What is being asked: Extract every line that includes the string "none".

Dataset records on visual material:
+ + + + + + +
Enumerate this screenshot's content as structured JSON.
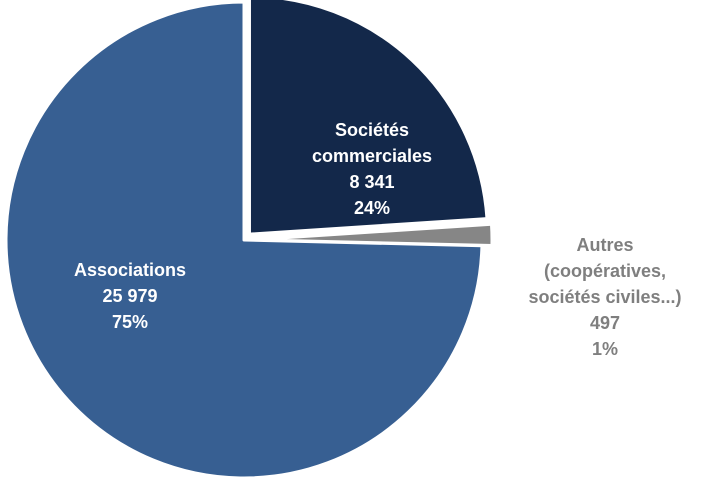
{
  "chart_data": {
    "type": "pie",
    "title": "",
    "slices": [
      {
        "label_lines": [
          "Sociétés",
          "commerciales"
        ],
        "value": 8341,
        "value_text": "8 341",
        "percent_text": "24%",
        "color": "#13284a",
        "exploded": true,
        "label_color": "#ffffff",
        "label_placement": "inside"
      },
      {
        "label_lines": [
          "Autres",
          "(coopératives,",
          "sociétés civiles...)"
        ],
        "value": 497,
        "value_text": "497",
        "percent_text": "1%",
        "color": "#868686",
        "exploded": true,
        "label_color": "#7f7f7f",
        "label_placement": "outside-right"
      },
      {
        "label_lines": [
          "Associations"
        ],
        "value": 25979,
        "value_text": "25 979",
        "percent_text": "75%",
        "color": "#375f92",
        "exploded": false,
        "label_color": "#ffffff",
        "label_placement": "inside"
      }
    ],
    "start_angle_deg": 0,
    "direction": "clockwise",
    "legend": "none"
  }
}
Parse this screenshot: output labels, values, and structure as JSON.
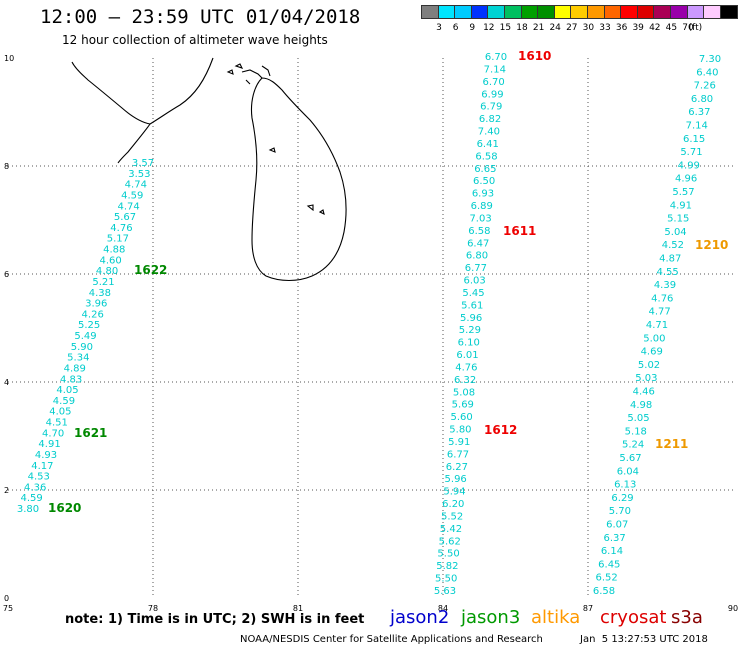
{
  "header": {
    "title": "12:00 – 23:59 UTC 01/04/2018",
    "subtitle": "12 hour collection of altimeter wave heights"
  },
  "colorbar": {
    "colors": [
      "#7f7f7f",
      "#00e5ff",
      "#00ccff",
      "#0033ff",
      "#00d4d4",
      "#00c060",
      "#00a000",
      "#009000",
      "#ffff00",
      "#ffcc00",
      "#ff9900",
      "#ff6600",
      "#ff0000",
      "#dd0000",
      "#aa0055",
      "#9900aa",
      "#cc99ff",
      "#ffccff",
      "#000000"
    ],
    "labels": [
      "3",
      "6",
      "9",
      "12",
      "15",
      "18",
      "21",
      "24",
      "27",
      "30",
      "33",
      "36",
      "39",
      "42",
      "45",
      "70"
    ],
    "unit": "(ft)"
  },
  "axes": {
    "x_ticks": [
      "75",
      "78",
      "81",
      "84",
      "87",
      "90"
    ],
    "y_ticks": [
      "0",
      "2",
      "4",
      "6",
      "8",
      "10"
    ]
  },
  "tracks": [
    {
      "id": "track-1",
      "color": "#00cccc",
      "values": [
        "3.57",
        "3.53",
        "4.74",
        "4.59",
        "4.74",
        "5.67",
        "4.76",
        "5.17",
        "4.88",
        "4.60",
        "4.80",
        "5.21",
        "4.38",
        "3.96",
        "4.26",
        "5.25",
        "5.49",
        "5.90",
        "5.34",
        "4.89",
        "4.83",
        "4.05",
        "4.59",
        "4.05",
        "4.51",
        "4.70",
        "4.91",
        "4.93",
        "4.17",
        "4.53",
        "4.36",
        "4.59",
        "3.80"
      ],
      "time_labels": [
        {
          "text": "1622",
          "color": "#008800"
        },
        {
          "text": "1621",
          "color": "#008800"
        },
        {
          "text": "1620",
          "color": "#008800"
        }
      ]
    },
    {
      "id": "track-2",
      "color": "#00cccc",
      "values": [
        "6.70",
        "7.14",
        "6.70",
        "6.99",
        "6.79",
        "6.82",
        "7.40",
        "6.41",
        "6.58",
        "6.65",
        "6.50",
        "6.93",
        "6.89",
        "7.03",
        "6.58",
        "6.47",
        "6.80",
        "6.77",
        "6.03",
        "5.45",
        "5.61",
        "5.96",
        "5.29",
        "6.10",
        "6.01",
        "4.76",
        "6.32",
        "5.08",
        "5.69",
        "5.60",
        "5.80",
        "5.91",
        "6.77",
        "6.27",
        "5.96",
        "5.94",
        "6.20",
        "5.52",
        "5.42",
        "5.62",
        "5.50",
        "5.82",
        "5.50",
        "5.63"
      ],
      "time_labels": [
        {
          "text": "1610",
          "color": "#ee0000"
        },
        {
          "text": "1611",
          "color": "#ee0000"
        },
        {
          "text": "1612",
          "color": "#ee0000"
        }
      ]
    },
    {
      "id": "track-3",
      "color": "#00cccc",
      "values": [
        "7.30",
        "6.40",
        "7.26",
        "6.80",
        "6.37",
        "7.14",
        "6.15",
        "5.71",
        "4.99",
        "4.96",
        "5.57",
        "4.91",
        "5.15",
        "5.04",
        "4.52",
        "4.87",
        "4.55",
        "4.39",
        "4.76",
        "4.77",
        "4.71",
        "5.00",
        "4.69",
        "5.02",
        "5.03",
        "4.46",
        "4.98",
        "5.05",
        "5.18",
        "5.24",
        "5.67",
        "6.04",
        "6.13",
        "6.29",
        "5.70",
        "6.07",
        "6.37",
        "6.14",
        "6.45",
        "6.52",
        "6.58"
      ],
      "time_labels": [
        {
          "text": "1210",
          "color": "#ee9900"
        },
        {
          "text": "1211",
          "color": "#ee9900"
        }
      ]
    }
  ],
  "footer": {
    "note": "note:  1) Time is in UTC;  2) SWH is in feet",
    "satellites": [
      {
        "name": "jason2",
        "color": "#0000cc"
      },
      {
        "name": "jason3",
        "color": "#009900"
      },
      {
        "name": "altika",
        "color": "#ff9900"
      },
      {
        "name": "cryosat",
        "color": "#dd0000"
      },
      {
        "name": "s3a",
        "color": "#880000"
      }
    ],
    "credit": "NOAA/NESDIS Center for Satellite Applications and Research",
    "timestamp": "Jan  5 13:27:53 UTC 2018"
  }
}
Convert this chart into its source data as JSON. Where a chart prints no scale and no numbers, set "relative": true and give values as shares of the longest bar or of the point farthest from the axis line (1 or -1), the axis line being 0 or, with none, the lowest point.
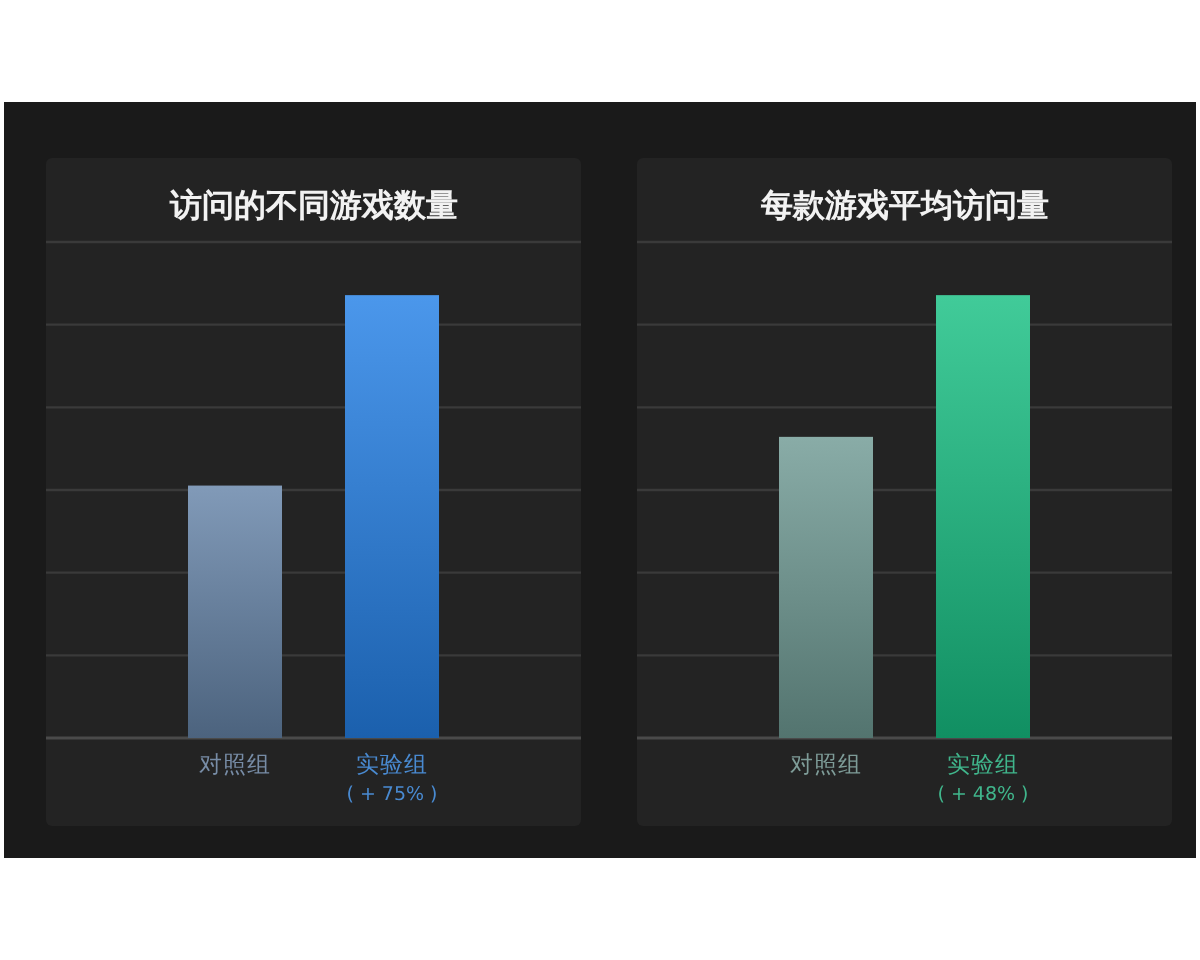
{
  "chart_data": [
    {
      "type": "bar",
      "title": "访问的不同游戏数量",
      "categories": [
        "对照组",
        "实验组"
      ],
      "values": [
        0.57,
        1
      ],
      "colors": [
        "#6584a8",
        "#2480e6"
      ],
      "relative": true,
      "grid": "y",
      "annotations": [
        "( + 75% )"
      ]
    },
    {
      "type": "bar",
      "title": "每款游戏平均访问量",
      "categories": [
        "对照组",
        "实验组"
      ],
      "values": [
        0.68,
        1
      ],
      "colors": [
        "#6f9a94",
        "#17bf83"
      ],
      "relative": true,
      "grid": "y",
      "annotations": [
        "( + 48% )"
      ]
    }
  ]
}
+ + + + + + +
Complete answer:
    "legend": "none"
Convert this chart into its source data as JSON. Where a chart prints no scale and no numbers, set "relative": true and give values as shares of the longest bar or of the point farthest from the axis line (1 or -1), the axis line being 0 or, with none, the lowest point.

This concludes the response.